Written request:
Omit the images, then output each of the records below exactly.

Input records:
= = = = =

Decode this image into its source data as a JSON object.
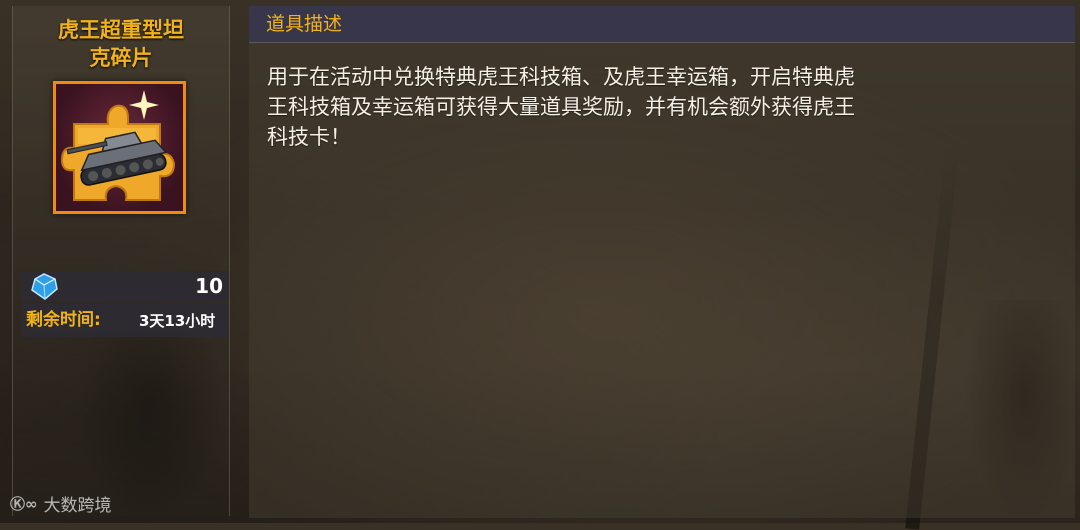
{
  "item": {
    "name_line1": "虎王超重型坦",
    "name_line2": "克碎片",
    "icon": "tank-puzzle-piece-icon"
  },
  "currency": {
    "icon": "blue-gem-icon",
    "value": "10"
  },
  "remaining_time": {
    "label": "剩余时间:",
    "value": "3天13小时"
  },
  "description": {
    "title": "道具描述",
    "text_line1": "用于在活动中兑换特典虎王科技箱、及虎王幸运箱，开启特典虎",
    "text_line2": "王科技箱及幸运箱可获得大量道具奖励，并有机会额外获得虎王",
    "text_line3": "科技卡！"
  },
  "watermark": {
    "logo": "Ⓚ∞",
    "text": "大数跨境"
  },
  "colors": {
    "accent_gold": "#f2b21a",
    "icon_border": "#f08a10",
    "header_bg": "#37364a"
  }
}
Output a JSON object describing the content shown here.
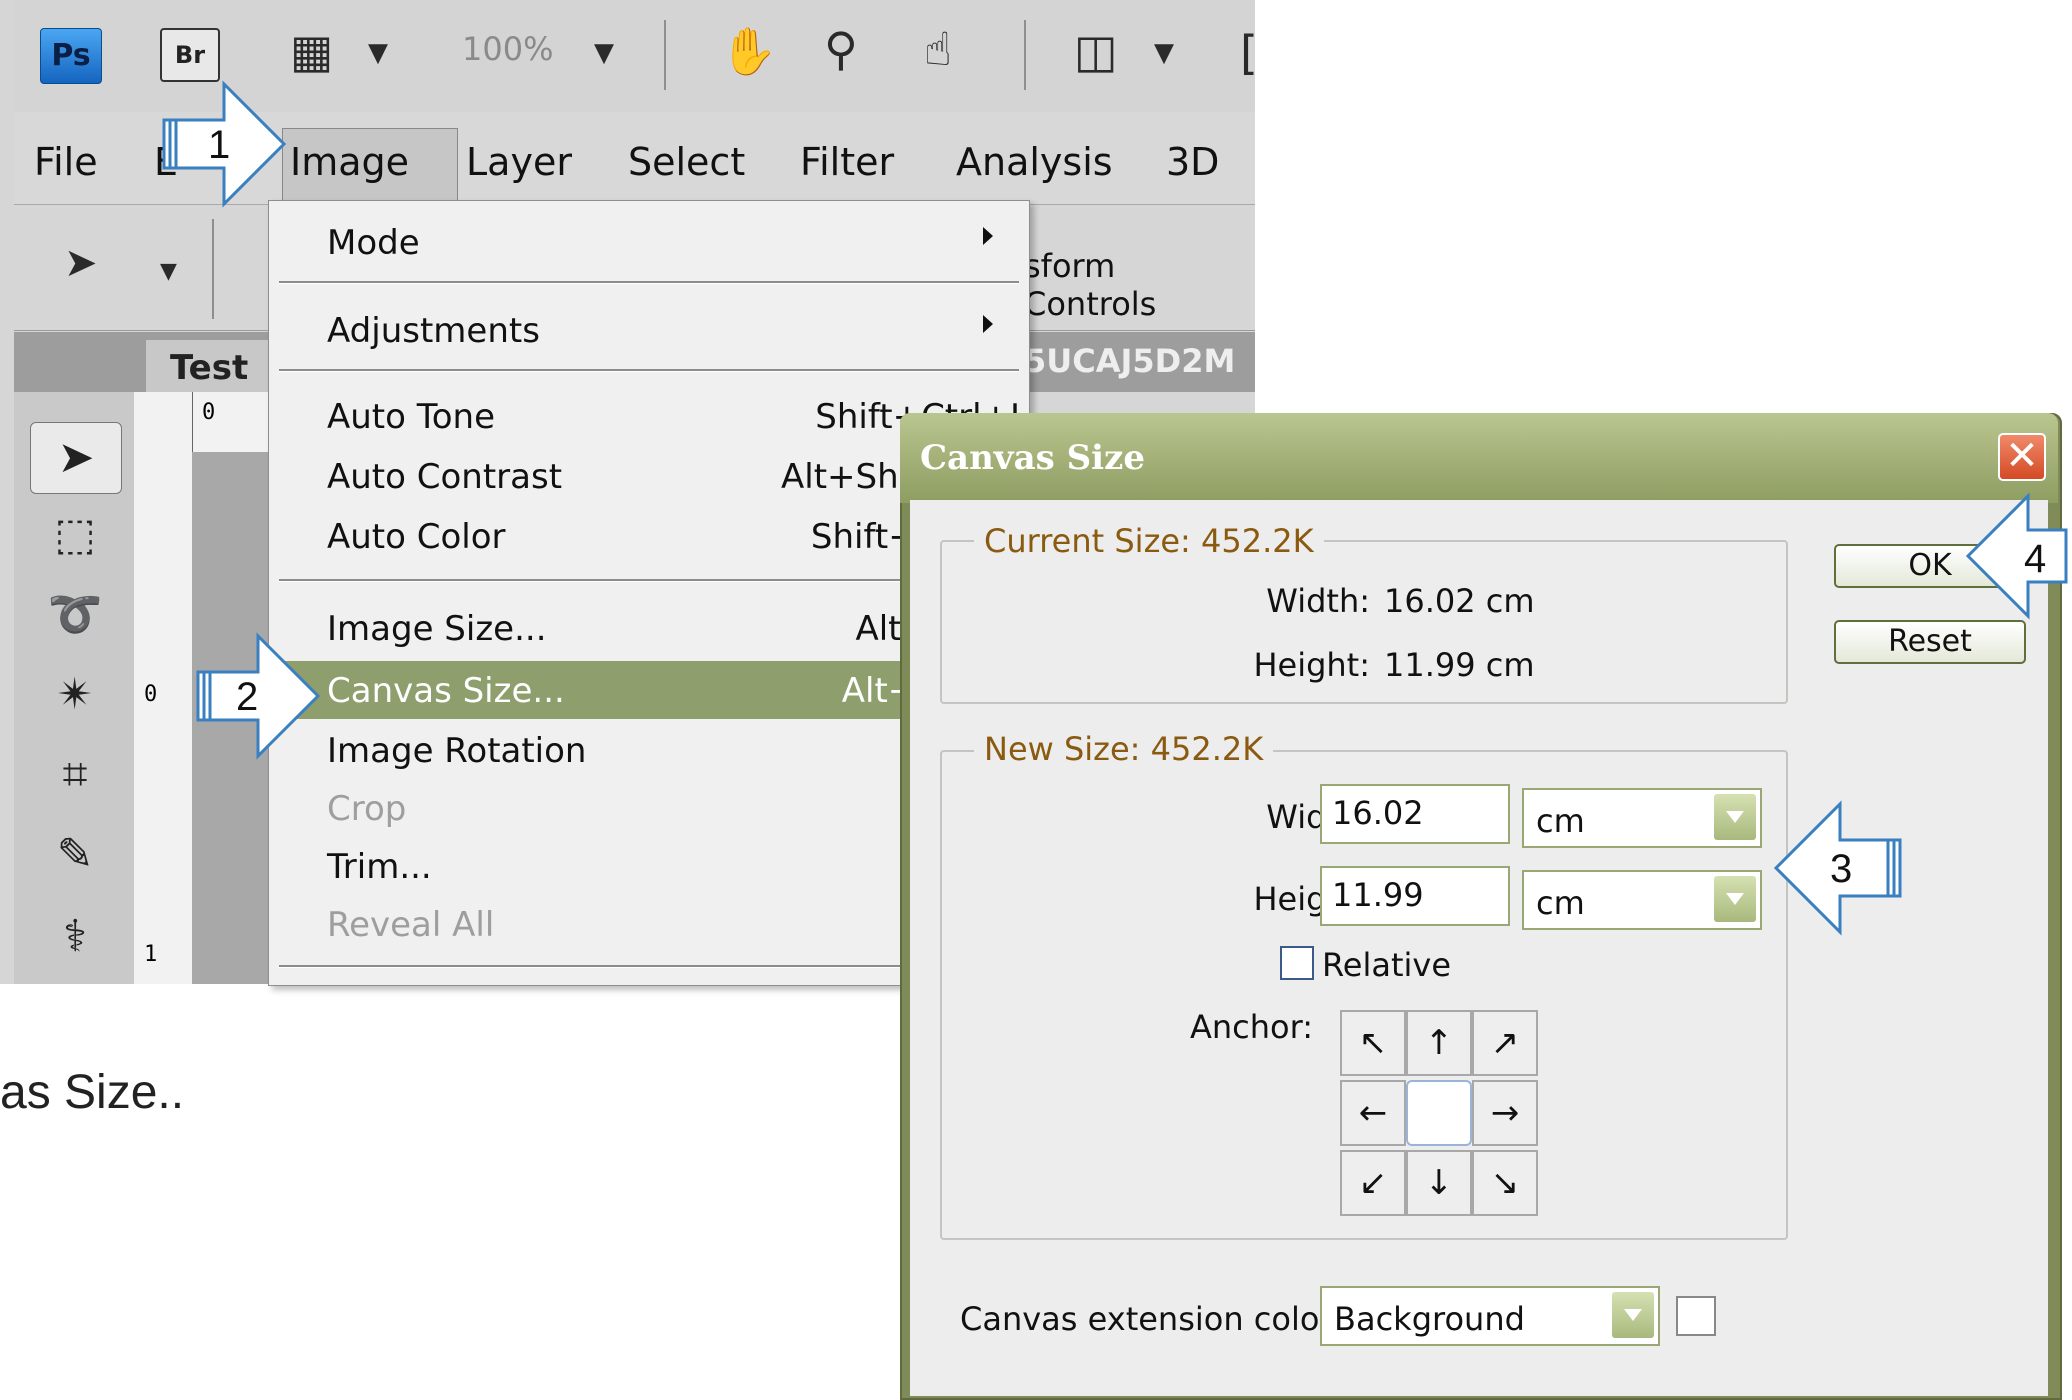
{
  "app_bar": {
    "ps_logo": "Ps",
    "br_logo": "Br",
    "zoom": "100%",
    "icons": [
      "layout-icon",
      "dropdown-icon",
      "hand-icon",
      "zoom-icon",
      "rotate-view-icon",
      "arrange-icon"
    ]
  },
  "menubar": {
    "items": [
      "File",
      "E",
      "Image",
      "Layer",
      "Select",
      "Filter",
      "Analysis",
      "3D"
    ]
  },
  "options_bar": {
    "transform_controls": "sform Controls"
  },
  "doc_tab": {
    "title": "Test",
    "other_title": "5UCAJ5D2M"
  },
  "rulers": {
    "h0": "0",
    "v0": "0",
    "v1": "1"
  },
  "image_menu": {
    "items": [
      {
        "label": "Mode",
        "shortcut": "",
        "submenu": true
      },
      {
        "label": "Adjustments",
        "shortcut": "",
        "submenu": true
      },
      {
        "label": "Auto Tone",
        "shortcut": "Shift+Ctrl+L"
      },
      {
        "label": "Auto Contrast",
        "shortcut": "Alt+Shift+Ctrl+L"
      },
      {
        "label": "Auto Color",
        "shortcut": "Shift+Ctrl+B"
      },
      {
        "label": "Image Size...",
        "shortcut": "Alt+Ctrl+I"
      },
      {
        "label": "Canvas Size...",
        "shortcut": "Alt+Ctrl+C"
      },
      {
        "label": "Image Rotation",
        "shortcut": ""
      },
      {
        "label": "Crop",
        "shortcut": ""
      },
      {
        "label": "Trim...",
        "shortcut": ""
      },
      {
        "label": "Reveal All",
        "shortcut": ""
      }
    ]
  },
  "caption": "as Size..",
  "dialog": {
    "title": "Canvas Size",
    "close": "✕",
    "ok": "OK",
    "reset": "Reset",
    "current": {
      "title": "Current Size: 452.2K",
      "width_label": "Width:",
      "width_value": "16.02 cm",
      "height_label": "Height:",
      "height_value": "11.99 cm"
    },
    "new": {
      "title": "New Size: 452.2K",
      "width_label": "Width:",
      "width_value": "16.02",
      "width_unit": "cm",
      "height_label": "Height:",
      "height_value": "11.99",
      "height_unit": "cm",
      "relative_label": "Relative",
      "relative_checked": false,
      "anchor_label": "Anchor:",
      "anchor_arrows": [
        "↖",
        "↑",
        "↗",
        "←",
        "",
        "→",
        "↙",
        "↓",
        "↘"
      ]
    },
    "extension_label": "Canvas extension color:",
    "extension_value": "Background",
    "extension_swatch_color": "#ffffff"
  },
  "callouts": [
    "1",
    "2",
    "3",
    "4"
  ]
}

= = = = =

Solution to this exercise:
Decode this image into its source data as a JSON object.
{
  "item": {
    "name_line1": "虎王超重型坦",
    "name_line2": "克碎片",
    "icon": "tank-puzzle-piece-icon"
  },
  "currency": {
    "icon": "blue-gem-icon",
    "value": "10"
  },
  "remaining_time": {
    "label": "剩余时间:",
    "value": "3天13小时"
  },
  "description": {
    "title": "道具描述",
    "text_line1": "用于在活动中兑换特典虎王科技箱、及虎王幸运箱，开启特典虎",
    "text_line2": "王科技箱及幸运箱可获得大量道具奖励，并有机会额外获得虎王",
    "text_line3": "科技卡！"
  },
  "watermark": {
    "logo": "Ⓚ∞",
    "text": "大数跨境"
  },
  "colors": {
    "accent_gold": "#f2b21a",
    "icon_border": "#f08a10",
    "header_bg": "#37364a"
  }
}
Output a JSON object describing the content shown here.
{
  "app_bar": {
    "ps_logo": "Ps",
    "br_logo": "Br",
    "zoom": "100%",
    "icons": [
      "layout-icon",
      "dropdown-icon",
      "hand-icon",
      "zoom-icon",
      "rotate-view-icon",
      "arrange-icon"
    ]
  },
  "menubar": {
    "items": [
      "File",
      "E",
      "Image",
      "Layer",
      "Select",
      "Filter",
      "Analysis",
      "3D"
    ]
  },
  "options_bar": {
    "transform_controls": "sform Controls"
  },
  "doc_tab": {
    "title": "Test",
    "other_title": "5UCAJ5D2M"
  },
  "rulers": {
    "h0": "0",
    "v0": "0",
    "v1": "1"
  },
  "image_menu": {
    "items": [
      {
        "label": "Mode",
        "shortcut": "",
        "submenu": true
      },
      {
        "label": "Adjustments",
        "shortcut": "",
        "submenu": true
      },
      {
        "label": "Auto Tone",
        "shortcut": "Shift+Ctrl+L"
      },
      {
        "label": "Auto Contrast",
        "shortcut": "Alt+Shift+Ctrl+L"
      },
      {
        "label": "Auto Color",
        "shortcut": "Shift+Ctrl+B"
      },
      {
        "label": "Image Size...",
        "shortcut": "Alt+Ctrl+I"
      },
      {
        "label": "Canvas Size...",
        "shortcut": "Alt+Ctrl+C"
      },
      {
        "label": "Image Rotation",
        "shortcut": ""
      },
      {
        "label": "Crop",
        "shortcut": ""
      },
      {
        "label": "Trim...",
        "shortcut": ""
      },
      {
        "label": "Reveal All",
        "shortcut": ""
      }
    ]
  },
  "caption": "as Size..",
  "dialog": {
    "title": "Canvas Size",
    "close": "✕",
    "ok": "OK",
    "reset": "Reset",
    "current": {
      "title": "Current Size: 452.2K",
      "width_label": "Width:",
      "width_value": "16.02 cm",
      "height_label": "Height:",
      "height_value": "11.99 cm"
    },
    "new": {
      "title": "New Size: 452.2K",
      "width_label": "Width:",
      "width_value": "16.02",
      "width_unit": "cm",
      "height_label": "Height:",
      "height_value": "11.99",
      "height_unit": "cm",
      "relative_label": "Relative",
      "relative_checked": false,
      "anchor_label": "Anchor:",
      "anchor_arrows": [
        "↖",
        "↑",
        "↗",
        "←",
        "",
        "→",
        "↙",
        "↓",
        "↘"
      ]
    },
    "extension_label": "Canvas extension color:",
    "extension_value": "Background",
    "extension_swatch_color": "#ffffff"
  },
  "callouts": [
    "1",
    "2",
    "3",
    "4"
  ]
}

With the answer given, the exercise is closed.